● **PROBLEM REQUIREMENTS**: Copy every line of the records below that holds the word "award".

[Source data]
──────

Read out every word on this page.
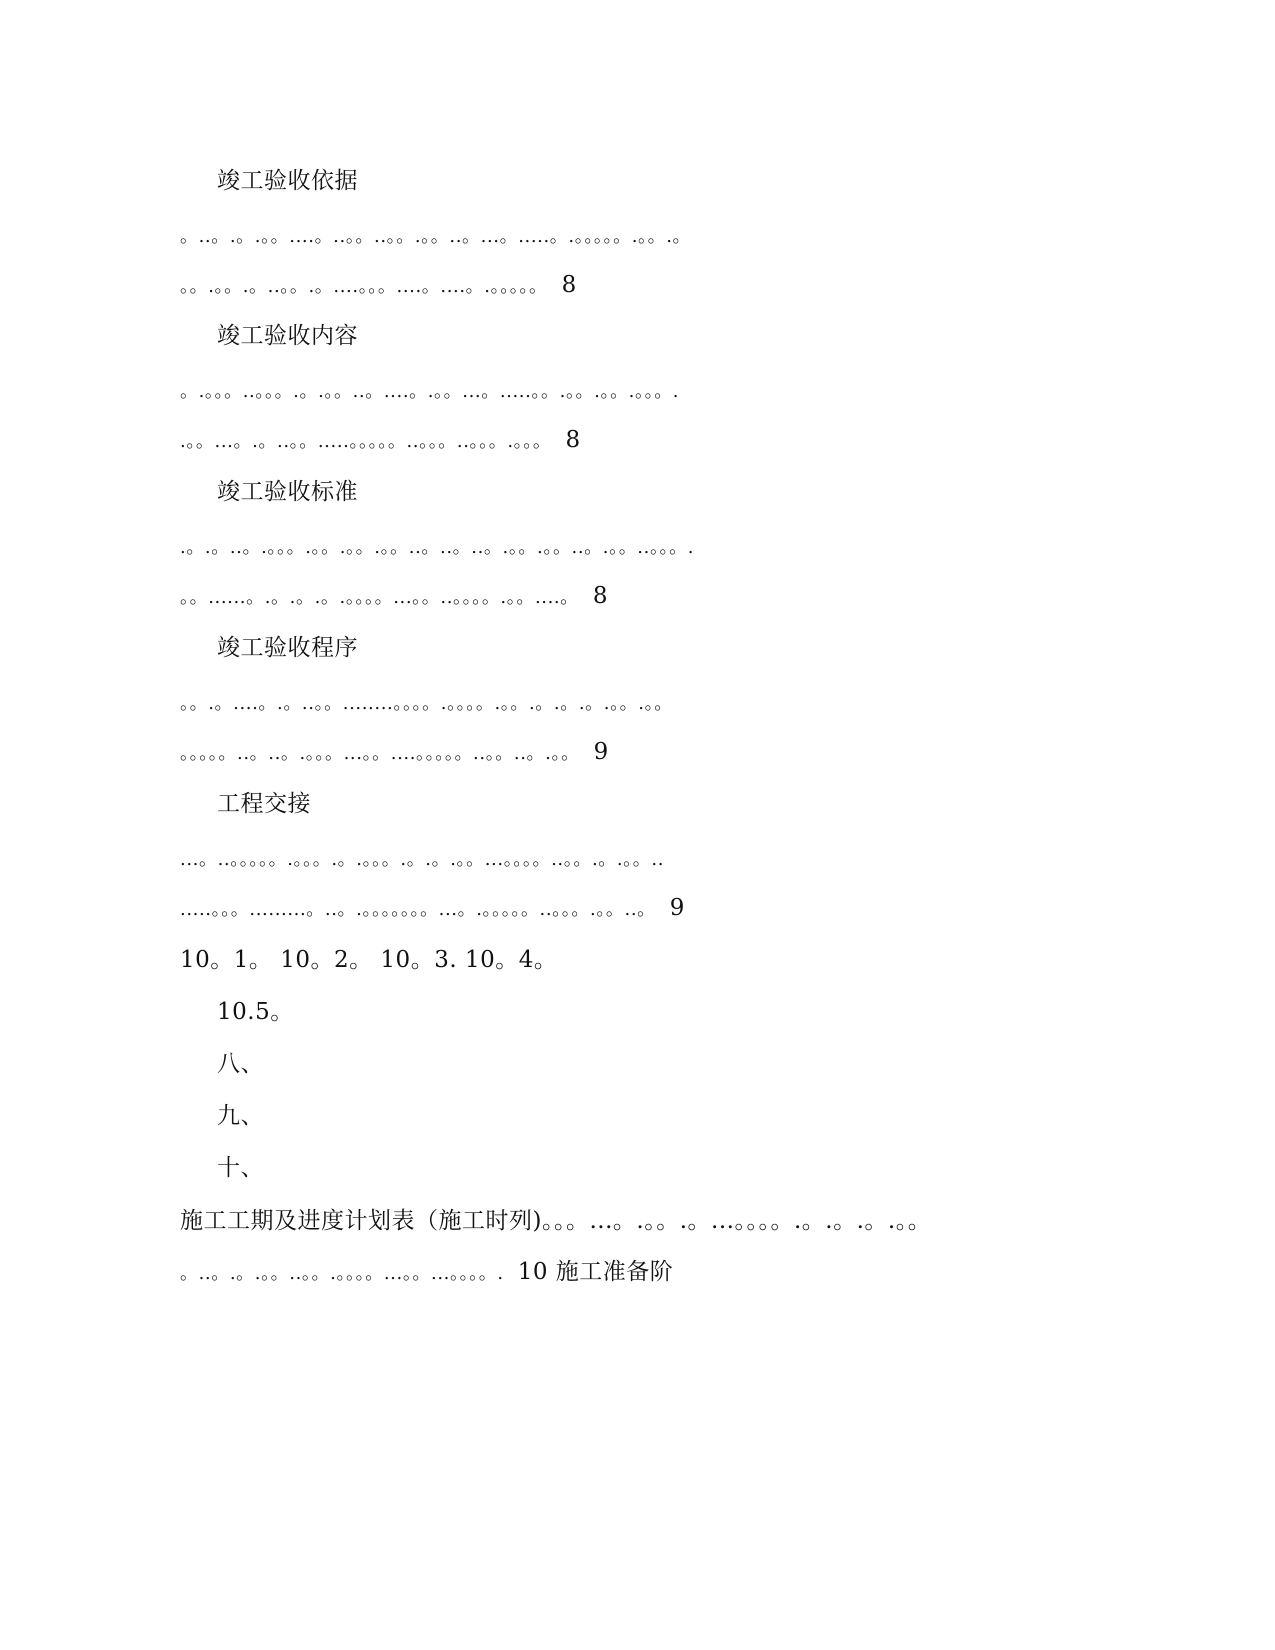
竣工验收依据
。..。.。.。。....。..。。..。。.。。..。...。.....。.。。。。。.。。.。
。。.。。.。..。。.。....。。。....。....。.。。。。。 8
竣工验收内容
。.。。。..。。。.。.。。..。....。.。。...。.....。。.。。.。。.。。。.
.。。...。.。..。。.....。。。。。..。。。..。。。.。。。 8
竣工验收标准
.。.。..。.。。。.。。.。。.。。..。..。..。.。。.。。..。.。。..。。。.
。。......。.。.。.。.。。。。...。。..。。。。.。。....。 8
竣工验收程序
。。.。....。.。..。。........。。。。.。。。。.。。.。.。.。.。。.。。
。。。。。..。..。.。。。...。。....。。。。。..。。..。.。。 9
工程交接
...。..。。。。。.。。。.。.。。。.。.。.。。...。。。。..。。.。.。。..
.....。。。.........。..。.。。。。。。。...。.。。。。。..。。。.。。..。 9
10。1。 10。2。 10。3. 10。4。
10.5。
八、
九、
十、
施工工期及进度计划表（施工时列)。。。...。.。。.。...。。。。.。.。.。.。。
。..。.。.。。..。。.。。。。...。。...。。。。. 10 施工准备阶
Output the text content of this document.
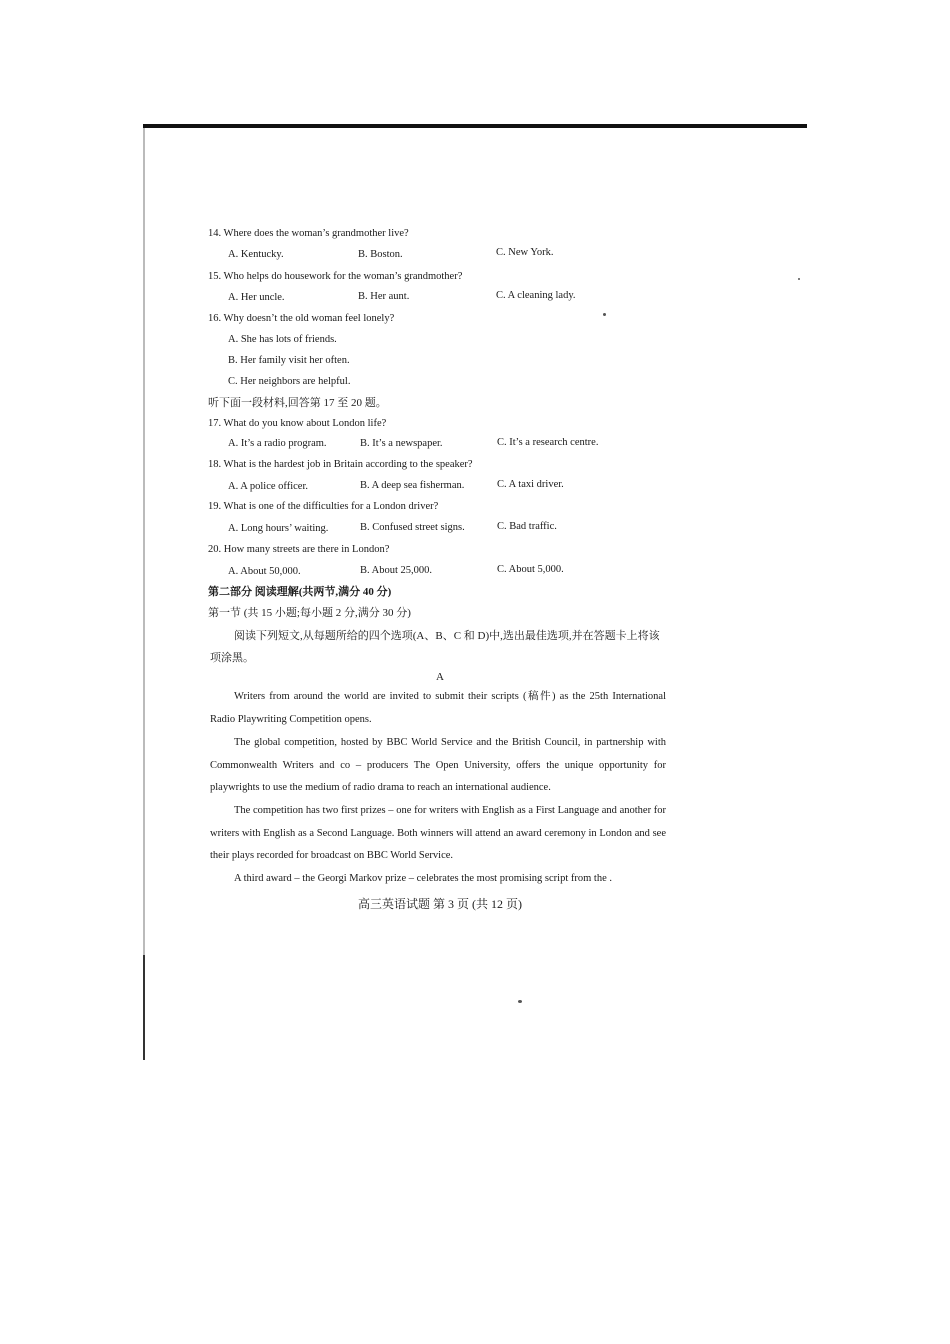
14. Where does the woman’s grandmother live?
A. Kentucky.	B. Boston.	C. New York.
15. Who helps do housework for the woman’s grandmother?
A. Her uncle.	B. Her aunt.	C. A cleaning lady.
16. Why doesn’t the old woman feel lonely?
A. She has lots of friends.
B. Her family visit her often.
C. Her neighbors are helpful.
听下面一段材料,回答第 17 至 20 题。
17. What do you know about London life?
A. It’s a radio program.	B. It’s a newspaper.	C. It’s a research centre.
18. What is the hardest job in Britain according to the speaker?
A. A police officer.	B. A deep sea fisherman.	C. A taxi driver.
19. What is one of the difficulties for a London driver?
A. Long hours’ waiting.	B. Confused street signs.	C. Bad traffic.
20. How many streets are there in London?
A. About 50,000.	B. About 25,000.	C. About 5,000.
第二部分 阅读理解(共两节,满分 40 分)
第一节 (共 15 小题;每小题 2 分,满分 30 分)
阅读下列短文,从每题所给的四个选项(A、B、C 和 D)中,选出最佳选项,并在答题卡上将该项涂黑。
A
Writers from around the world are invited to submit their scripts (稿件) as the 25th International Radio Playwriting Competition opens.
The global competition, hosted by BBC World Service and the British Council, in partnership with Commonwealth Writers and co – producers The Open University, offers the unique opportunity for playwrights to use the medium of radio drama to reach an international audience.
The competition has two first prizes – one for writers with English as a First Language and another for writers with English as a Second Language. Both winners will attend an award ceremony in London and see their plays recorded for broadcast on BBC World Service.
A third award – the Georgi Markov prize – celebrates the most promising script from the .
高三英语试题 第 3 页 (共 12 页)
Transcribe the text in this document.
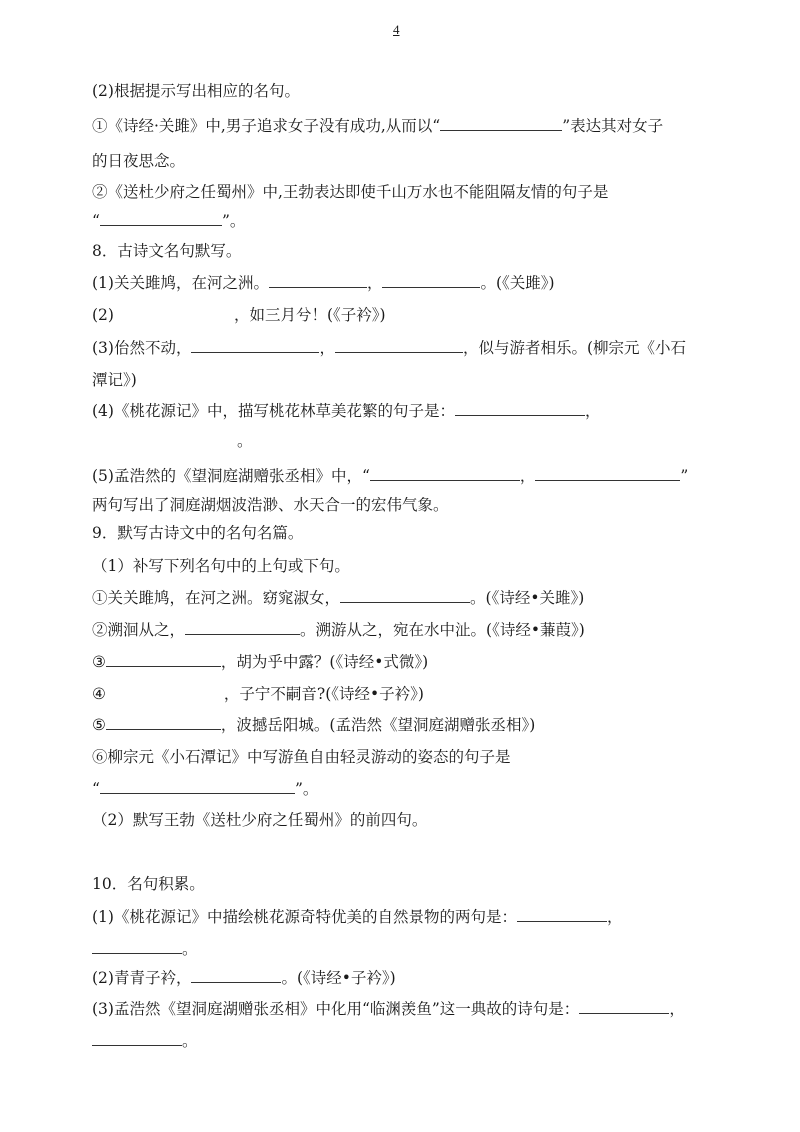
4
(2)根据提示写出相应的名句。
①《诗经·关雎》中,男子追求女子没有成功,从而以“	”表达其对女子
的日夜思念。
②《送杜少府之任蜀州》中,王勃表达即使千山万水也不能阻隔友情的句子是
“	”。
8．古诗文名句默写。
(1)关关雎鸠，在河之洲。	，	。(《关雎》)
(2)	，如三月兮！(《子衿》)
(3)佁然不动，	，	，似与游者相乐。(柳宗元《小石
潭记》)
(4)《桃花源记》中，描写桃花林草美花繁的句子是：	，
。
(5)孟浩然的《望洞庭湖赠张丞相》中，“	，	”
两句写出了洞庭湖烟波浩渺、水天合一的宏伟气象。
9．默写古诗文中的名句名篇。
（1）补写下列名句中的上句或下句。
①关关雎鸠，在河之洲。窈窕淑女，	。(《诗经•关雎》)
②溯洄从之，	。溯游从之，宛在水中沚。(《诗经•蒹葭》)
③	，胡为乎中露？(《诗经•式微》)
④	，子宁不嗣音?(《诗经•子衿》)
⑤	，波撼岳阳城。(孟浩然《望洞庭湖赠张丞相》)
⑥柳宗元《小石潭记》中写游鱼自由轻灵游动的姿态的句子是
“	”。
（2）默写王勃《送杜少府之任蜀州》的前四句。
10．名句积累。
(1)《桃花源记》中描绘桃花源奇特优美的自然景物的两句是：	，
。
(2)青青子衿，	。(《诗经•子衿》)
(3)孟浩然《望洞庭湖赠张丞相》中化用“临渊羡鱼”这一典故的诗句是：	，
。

──────

● **WRITTEN ANSWER**:
The competition has two first prizes – one for writers with English as a First Language and another for writers with English as a Second Language. Both winners will attend an award ceremony in London and see their plays recorded for broadcast on BBC World Service.
A third award – the Georgi Markov prize – celebrates the most promising script from the .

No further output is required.